- The task
Skip all pictures, then print the remaining material exactly.

[Extracted data entries]

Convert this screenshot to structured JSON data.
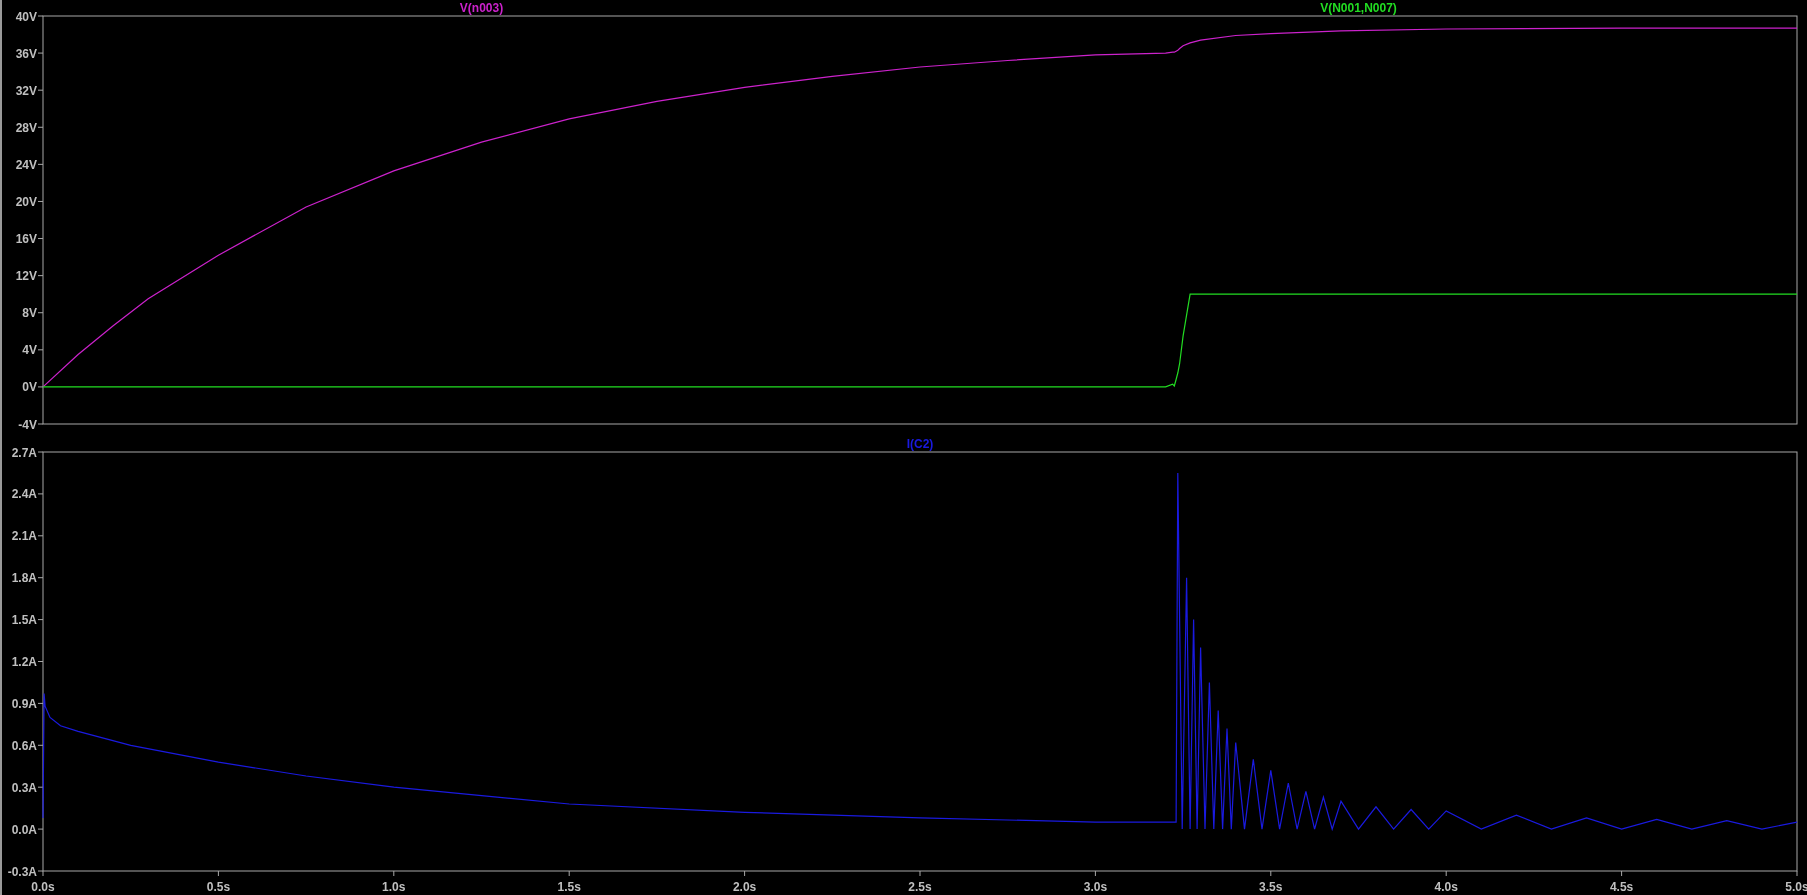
{
  "panes": [
    {
      "chart_data": {
        "type": "line",
        "x": [
          0,
          0.1,
          0.2,
          0.3,
          0.5,
          0.75,
          1.0,
          1.25,
          1.5,
          1.75,
          2.0,
          2.25,
          2.5,
          2.75,
          3.0,
          3.2,
          3.22,
          3.225,
          3.23,
          3.235,
          3.24,
          3.25,
          3.27,
          3.3,
          3.4,
          3.5,
          3.7,
          4.0,
          4.5,
          5.0
        ],
        "series": [
          {
            "name": "V(n003)",
            "color": "#cc22cc",
            "values": [
              0,
              3.5,
              6.6,
              9.5,
              14.2,
              19.4,
              23.3,
              26.4,
              28.9,
              30.8,
              32.3,
              33.5,
              34.5,
              35.2,
              35.8,
              36.0,
              36.1,
              36.1,
              36.2,
              36.3,
              36.5,
              36.8,
              37.1,
              37.4,
              37.9,
              38.1,
              38.4,
              38.6,
              38.7,
              38.7
            ]
          },
          {
            "name": "V(N001,N007)",
            "color": "#22dd22",
            "values": [
              0,
              0,
              0,
              0,
              0,
              0,
              0,
              0,
              0,
              0,
              0,
              0,
              0,
              0,
              0,
              0,
              0.3,
              0.1,
              0.8,
              1.5,
              2.5,
              5.5,
              10,
              10,
              10,
              10,
              10,
              10,
              10,
              10
            ]
          }
        ],
        "xlim": [
          0,
          5
        ],
        "ylim": [
          -4,
          40
        ],
        "yticks": [
          {
            "value": 40,
            "label": "40V"
          },
          {
            "value": 36,
            "label": "36V"
          },
          {
            "value": 32,
            "label": "32V"
          },
          {
            "value": 28,
            "label": "28V"
          },
          {
            "value": 24,
            "label": "24V"
          },
          {
            "value": 20,
            "label": "20V"
          },
          {
            "value": 16,
            "label": "16V"
          },
          {
            "value": 12,
            "label": "12V"
          },
          {
            "value": 8,
            "label": "8V"
          },
          {
            "value": 4,
            "label": "4V"
          },
          {
            "value": 0,
            "label": "0V"
          },
          {
            "value": -4,
            "label": "-4V"
          }
        ]
      }
    },
    {
      "chart_data": {
        "type": "line",
        "x": [
          0,
          0.003,
          0.006,
          0.02,
          0.05,
          0.1,
          0.25,
          0.5,
          0.75,
          1.0,
          1.5,
          2.0,
          2.5,
          3.0,
          3.22,
          3.23,
          3.235,
          3.2475,
          3.26,
          3.27,
          3.28,
          3.29,
          3.3,
          3.3125,
          3.325,
          3.3375,
          3.35,
          3.3625,
          3.375,
          3.3875,
          3.4,
          3.425,
          3.45,
          3.475,
          3.5,
          3.525,
          3.55,
          3.575,
          3.6,
          3.625,
          3.65,
          3.675,
          3.7,
          3.75,
          3.8,
          3.85,
          3.9,
          3.95,
          4.0,
          4.1,
          4.2,
          4.3,
          4.4,
          4.5,
          4.6,
          4.7,
          4.8,
          4.9,
          5.0
        ],
        "series": [
          {
            "name": "I(C2)",
            "color": "#1a1ae0",
            "values": [
              0.08,
              0.97,
              0.88,
              0.8,
              0.74,
              0.7,
              0.6,
              0.48,
              0.38,
              0.3,
              0.18,
              0.12,
              0.08,
              0.05,
              0.05,
              0.05,
              2.55,
              0.0,
              1.8,
              0.0,
              1.5,
              0.0,
              1.3,
              0.0,
              1.05,
              0.0,
              0.85,
              0.0,
              0.72,
              0.0,
              0.62,
              0.0,
              0.5,
              0.0,
              0.42,
              0.0,
              0.33,
              0.0,
              0.27,
              0.0,
              0.23,
              0.0,
              0.2,
              0.0,
              0.16,
              0.0,
              0.14,
              0.0,
              0.13,
              0.0,
              0.1,
              0.0,
              0.08,
              0.0,
              0.07,
              0.0,
              0.06,
              0.0,
              0.05
            ]
          }
        ],
        "xlim": [
          0,
          5
        ],
        "ylim": [
          -0.3,
          2.7
        ],
        "xticks": [
          {
            "value": 0,
            "label": "0.0s"
          },
          {
            "value": 0.5,
            "label": "0.5s"
          },
          {
            "value": 1,
            "label": "1.0s"
          },
          {
            "value": 1.5,
            "label": "1.5s"
          },
          {
            "value": 2,
            "label": "2.0s"
          },
          {
            "value": 2.5,
            "label": "2.5s"
          },
          {
            "value": 3,
            "label": "3.0s"
          },
          {
            "value": 3.5,
            "label": "3.5s"
          },
          {
            "value": 4,
            "label": "4.0s"
          },
          {
            "value": 4.5,
            "label": "4.5s"
          },
          {
            "value": 5,
            "label": "5.0s"
          }
        ],
        "yticks": [
          {
            "value": 2.7,
            "label": "2.7A"
          },
          {
            "value": 2.4,
            "label": "2.4A"
          },
          {
            "value": 2.1,
            "label": "2.1A"
          },
          {
            "value": 1.8,
            "label": "1.8A"
          },
          {
            "value": 1.5,
            "label": "1.5A"
          },
          {
            "value": 1.2,
            "label": "1.2A"
          },
          {
            "value": 0.9,
            "label": "0.9A"
          },
          {
            "value": 0.6,
            "label": "0.6A"
          },
          {
            "value": 0.3,
            "label": "0.3A"
          },
          {
            "value": 0,
            "label": "0.0A"
          },
          {
            "value": -0.3,
            "label": "-0.3A"
          }
        ]
      }
    }
  ]
}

- Solution for this task
Convert this screenshot to structured JSON data.
{
  "panes": [
    {
      "chart_data": {
        "type": "line",
        "x": [
          0,
          0.1,
          0.2,
          0.3,
          0.5,
          0.75,
          1.0,
          1.25,
          1.5,
          1.75,
          2.0,
          2.25,
          2.5,
          2.75,
          3.0,
          3.2,
          3.22,
          3.225,
          3.23,
          3.235,
          3.24,
          3.25,
          3.27,
          3.3,
          3.4,
          3.5,
          3.7,
          4.0,
          4.5,
          5.0
        ],
        "series": [
          {
            "name": "V(n003)",
            "color": "#cc22cc",
            "values": [
              0,
              3.5,
              6.6,
              9.5,
              14.2,
              19.4,
              23.3,
              26.4,
              28.9,
              30.8,
              32.3,
              33.5,
              34.5,
              35.2,
              35.8,
              36.0,
              36.1,
              36.1,
              36.2,
              36.3,
              36.5,
              36.8,
              37.1,
              37.4,
              37.9,
              38.1,
              38.4,
              38.6,
              38.7,
              38.7
            ]
          },
          {
            "name": "V(N001,N007)",
            "color": "#22dd22",
            "values": [
              0,
              0,
              0,
              0,
              0,
              0,
              0,
              0,
              0,
              0,
              0,
              0,
              0,
              0,
              0,
              0,
              0.3,
              0.1,
              0.8,
              1.5,
              2.5,
              5.5,
              10,
              10,
              10,
              10,
              10,
              10,
              10,
              10
            ]
          }
        ],
        "xlim": [
          0,
          5
        ],
        "ylim": [
          -4,
          40
        ],
        "yticks": [
          {
            "value": 40,
            "label": "40V"
          },
          {
            "value": 36,
            "label": "36V"
          },
          {
            "value": 32,
            "label": "32V"
          },
          {
            "value": 28,
            "label": "28V"
          },
          {
            "value": 24,
            "label": "24V"
          },
          {
            "value": 20,
            "label": "20V"
          },
          {
            "value": 16,
            "label": "16V"
          },
          {
            "value": 12,
            "label": "12V"
          },
          {
            "value": 8,
            "label": "8V"
          },
          {
            "value": 4,
            "label": "4V"
          },
          {
            "value": 0,
            "label": "0V"
          },
          {
            "value": -4,
            "label": "-4V"
          }
        ]
      }
    },
    {
      "chart_data": {
        "type": "line",
        "x": [
          0,
          0.003,
          0.006,
          0.02,
          0.05,
          0.1,
          0.25,
          0.5,
          0.75,
          1.0,
          1.5,
          2.0,
          2.5,
          3.0,
          3.22,
          3.23,
          3.235,
          3.2475,
          3.26,
          3.27,
          3.28,
          3.29,
          3.3,
          3.3125,
          3.325,
          3.3375,
          3.35,
          3.3625,
          3.375,
          3.3875,
          3.4,
          3.425,
          3.45,
          3.475,
          3.5,
          3.525,
          3.55,
          3.575,
          3.6,
          3.625,
          3.65,
          3.675,
          3.7,
          3.75,
          3.8,
          3.85,
          3.9,
          3.95,
          4.0,
          4.1,
          4.2,
          4.3,
          4.4,
          4.5,
          4.6,
          4.7,
          4.8,
          4.9,
          5.0
        ],
        "series": [
          {
            "name": "I(C2)",
            "color": "#1a1ae0",
            "values": [
              0.08,
              0.97,
              0.88,
              0.8,
              0.74,
              0.7,
              0.6,
              0.48,
              0.38,
              0.3,
              0.18,
              0.12,
              0.08,
              0.05,
              0.05,
              0.05,
              2.55,
              0.0,
              1.8,
              0.0,
              1.5,
              0.0,
              1.3,
              0.0,
              1.05,
              0.0,
              0.85,
              0.0,
              0.72,
              0.0,
              0.62,
              0.0,
              0.5,
              0.0,
              0.42,
              0.0,
              0.33,
              0.0,
              0.27,
              0.0,
              0.23,
              0.0,
              0.2,
              0.0,
              0.16,
              0.0,
              0.14,
              0.0,
              0.13,
              0.0,
              0.1,
              0.0,
              0.08,
              0.0,
              0.07,
              0.0,
              0.06,
              0.0,
              0.05
            ]
          }
        ],
        "xlim": [
          0,
          5
        ],
        "ylim": [
          -0.3,
          2.7
        ],
        "xticks": [
          {
            "value": 0,
            "label": "0.0s"
          },
          {
            "value": 0.5,
            "label": "0.5s"
          },
          {
            "value": 1,
            "label": "1.0s"
          },
          {
            "value": 1.5,
            "label": "1.5s"
          },
          {
            "value": 2,
            "label": "2.0s"
          },
          {
            "value": 2.5,
            "label": "2.5s"
          },
          {
            "value": 3,
            "label": "3.0s"
          },
          {
            "value": 3.5,
            "label": "3.5s"
          },
          {
            "value": 4,
            "label": "4.0s"
          },
          {
            "value": 4.5,
            "label": "4.5s"
          },
          {
            "value": 5,
            "label": "5.0s"
          }
        ],
        "yticks": [
          {
            "value": 2.7,
            "label": "2.7A"
          },
          {
            "value": 2.4,
            "label": "2.4A"
          },
          {
            "value": 2.1,
            "label": "2.1A"
          },
          {
            "value": 1.8,
            "label": "1.8A"
          },
          {
            "value": 1.5,
            "label": "1.5A"
          },
          {
            "value": 1.2,
            "label": "1.2A"
          },
          {
            "value": 0.9,
            "label": "0.9A"
          },
          {
            "value": 0.6,
            "label": "0.6A"
          },
          {
            "value": 0.3,
            "label": "0.3A"
          },
          {
            "value": 0,
            "label": "0.0A"
          },
          {
            "value": -0.3,
            "label": "-0.3A"
          }
        ]
      }
    }
  ]
}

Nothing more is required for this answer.